▶ DESCRIPTION OF THE TASK:
Gather all lines from the material that contain "Průměrná".

▶ MATERIALS PROVIDED:
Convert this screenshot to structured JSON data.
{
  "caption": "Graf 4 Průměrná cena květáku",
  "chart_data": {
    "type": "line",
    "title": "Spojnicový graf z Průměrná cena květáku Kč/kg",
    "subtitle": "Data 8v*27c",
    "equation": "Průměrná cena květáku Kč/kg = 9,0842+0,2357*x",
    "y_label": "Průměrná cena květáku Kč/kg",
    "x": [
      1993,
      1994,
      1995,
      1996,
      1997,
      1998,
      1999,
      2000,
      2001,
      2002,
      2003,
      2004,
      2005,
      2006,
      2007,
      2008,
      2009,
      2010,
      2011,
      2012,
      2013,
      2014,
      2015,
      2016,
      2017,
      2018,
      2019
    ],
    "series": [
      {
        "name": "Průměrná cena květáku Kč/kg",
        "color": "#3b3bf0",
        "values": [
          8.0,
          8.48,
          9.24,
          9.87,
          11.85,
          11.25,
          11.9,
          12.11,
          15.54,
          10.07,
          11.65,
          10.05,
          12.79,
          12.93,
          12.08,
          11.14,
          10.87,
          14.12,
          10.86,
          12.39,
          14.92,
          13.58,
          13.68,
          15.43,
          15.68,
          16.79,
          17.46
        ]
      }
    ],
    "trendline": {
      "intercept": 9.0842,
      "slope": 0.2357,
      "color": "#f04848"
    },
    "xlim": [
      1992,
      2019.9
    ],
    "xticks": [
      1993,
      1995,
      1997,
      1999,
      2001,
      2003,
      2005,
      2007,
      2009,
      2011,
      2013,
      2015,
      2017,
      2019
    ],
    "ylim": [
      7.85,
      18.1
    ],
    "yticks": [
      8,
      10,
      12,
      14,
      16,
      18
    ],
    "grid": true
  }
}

▶ RESPONSE:
  "caption": "Graf 4 Průměrná cena květáku",
    "title": "Spojnicový graf z Průměrná cena květáku Kč/kg",
    "equation": "Průměrná cena květáku Kč/kg = 9,0842+0,2357*x",
    "y_label": "Průměrná cena květáku Kč/kg",
        "name": "Průměrná cena květáku Kč/kg",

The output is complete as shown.